**SHORT EXERCISE**. Your job is to restate each entry word for word.

## START RECORDS FOR THE TASK

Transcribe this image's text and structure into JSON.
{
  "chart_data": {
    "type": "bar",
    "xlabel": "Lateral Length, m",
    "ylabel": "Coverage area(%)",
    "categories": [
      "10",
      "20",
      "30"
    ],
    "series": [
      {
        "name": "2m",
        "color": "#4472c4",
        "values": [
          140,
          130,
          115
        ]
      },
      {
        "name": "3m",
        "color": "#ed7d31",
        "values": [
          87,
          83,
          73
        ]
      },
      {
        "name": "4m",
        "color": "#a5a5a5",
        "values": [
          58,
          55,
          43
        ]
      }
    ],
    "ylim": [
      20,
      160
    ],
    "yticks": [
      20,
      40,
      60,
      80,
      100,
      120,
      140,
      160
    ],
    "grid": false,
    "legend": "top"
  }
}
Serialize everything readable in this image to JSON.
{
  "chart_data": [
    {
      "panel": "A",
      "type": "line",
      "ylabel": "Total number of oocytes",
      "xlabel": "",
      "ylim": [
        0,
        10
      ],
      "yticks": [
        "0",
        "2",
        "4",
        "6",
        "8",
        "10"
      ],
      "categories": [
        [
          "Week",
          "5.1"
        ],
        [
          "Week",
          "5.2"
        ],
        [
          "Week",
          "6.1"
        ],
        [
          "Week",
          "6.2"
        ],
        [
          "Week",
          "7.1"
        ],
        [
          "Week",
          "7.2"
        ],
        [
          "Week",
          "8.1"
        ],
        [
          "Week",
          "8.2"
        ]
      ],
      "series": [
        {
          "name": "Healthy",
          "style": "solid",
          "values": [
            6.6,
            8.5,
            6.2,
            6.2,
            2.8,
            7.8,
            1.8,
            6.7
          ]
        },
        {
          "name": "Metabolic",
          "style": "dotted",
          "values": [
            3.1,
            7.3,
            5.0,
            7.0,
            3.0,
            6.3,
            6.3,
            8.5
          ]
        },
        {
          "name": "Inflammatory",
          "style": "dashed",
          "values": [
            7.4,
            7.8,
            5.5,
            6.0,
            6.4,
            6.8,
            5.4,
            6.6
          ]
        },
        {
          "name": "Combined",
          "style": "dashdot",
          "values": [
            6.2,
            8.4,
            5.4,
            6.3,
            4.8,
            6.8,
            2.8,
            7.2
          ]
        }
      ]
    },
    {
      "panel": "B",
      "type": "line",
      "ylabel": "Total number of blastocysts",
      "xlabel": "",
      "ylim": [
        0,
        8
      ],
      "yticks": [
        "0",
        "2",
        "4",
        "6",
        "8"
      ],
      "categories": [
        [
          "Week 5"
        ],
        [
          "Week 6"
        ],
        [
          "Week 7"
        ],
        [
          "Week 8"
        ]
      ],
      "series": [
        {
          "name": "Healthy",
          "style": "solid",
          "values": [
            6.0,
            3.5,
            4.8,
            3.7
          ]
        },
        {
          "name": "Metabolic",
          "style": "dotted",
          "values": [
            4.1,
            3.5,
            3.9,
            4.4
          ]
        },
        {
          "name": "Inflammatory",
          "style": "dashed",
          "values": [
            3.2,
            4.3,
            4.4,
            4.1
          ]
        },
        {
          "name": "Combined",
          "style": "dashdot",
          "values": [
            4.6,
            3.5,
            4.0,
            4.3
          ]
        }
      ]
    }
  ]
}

## END RECORDS FOR THE TASK

**EXERCISE SOLUTION**.
Transcribe this image's text and structure into JSON.
{
  "chart_data": {
    "type": "bar",
    "xlabel": "Lateral Length, m",
    "ylabel": "Coverage area(%)",
    "categories": [
      "10",
      "20",
      "30"
    ],
    "series": [
      {
        "name": "2m",
        "color": "#4472c4",
        "values": [
          140,
          130,
          115
        ]
      },
      {
        "name": "3m",
        "color": "#ed7d31",
        "values": [
          87,
          83,
          73
        ]
      },
      {
        "name": "4m",
        "color": "#a5a5a5",
        "values": [
          58,
          55,
          43
        ]
      }
    ],
    "ylim": [
      20,
      160
    ],
    "yticks": [
      20,
      40,
      60,
      80,
      100,
      120,
      140,
      160
    ],
    "grid": false,
    "legend": "top"
  }
}
Serialize everything readable in this image to JSON.
{
  "chart_data": [
    {
      "panel": "A",
      "type": "line",
      "ylabel": "Total number of oocytes",
      "xlabel": "",
      "ylim": [
        0,
        10
      ],
      "yticks": [
        "0",
        "2",
        "4",
        "6",
        "8",
        "10"
      ],
      "categories": [
        [
          "Week",
          "5.1"
        ],
        [
          "Week",
          "5.2"
        ],
        [
          "Week",
          "6.1"
        ],
        [
          "Week",
          "6.2"
        ],
        [
          "Week",
          "7.1"
        ],
        [
          "Week",
          "7.2"
        ],
        [
          "Week",
          "8.1"
        ],
        [
          "Week",
          "8.2"
        ]
      ],
      "series": [
        {
          "name": "Healthy",
          "style": "solid",
          "values": [
            6.6,
            8.5,
            6.2,
            6.2,
            2.8,
            7.8,
            1.8,
            6.7
          ]
        },
        {
          "name": "Metabolic",
          "style": "dotted",
          "values": [
            3.1,
            7.3,
            5.0,
            7.0,
            3.0,
            6.3,
            6.3,
            8.5
          ]
        },
        {
          "name": "Inflammatory",
          "style": "dashed",
          "values": [
            7.4,
            7.8,
            5.5,
            6.0,
            6.4,
            6.8,
            5.4,
            6.6
          ]
        },
        {
          "name": "Combined",
          "style": "dashdot",
          "values": [
            6.2,
            8.4,
            5.4,
            6.3,
            4.8,
            6.8,
            2.8,
            7.2
          ]
        }
      ]
    },
    {
      "panel": "B",
      "type": "line",
      "ylabel": "Total number of blastocysts",
      "xlabel": "",
      "ylim": [
        0,
        8
      ],
      "yticks": [
        "0",
        "2",
        "4",
        "6",
        "8"
      ],
      "categories": [
        [
          "Week 5"
        ],
        [
          "Week 6"
        ],
        [
          "Week 7"
        ],
        [
          "Week 8"
        ]
      ],
      "series": [
        {
          "name": "Healthy",
          "style": "solid",
          "values": [
            6.0,
            3.5,
            4.8,
            3.7
          ]
        },
        {
          "name": "Metabolic",
          "style": "dotted",
          "values": [
            4.1,
            3.5,
            3.9,
            4.4
          ]
        },
        {
          "name": "Inflammatory",
          "style": "dashed",
          "values": [
            3.2,
            4.3,
            4.4,
            4.1
          ]
        },
        {
          "name": "Combined",
          "style": "dashdot",
          "values": [
            4.6,
            3.5,
            4.0,
            4.3
          ]
        }
      ]
    }
  ]
}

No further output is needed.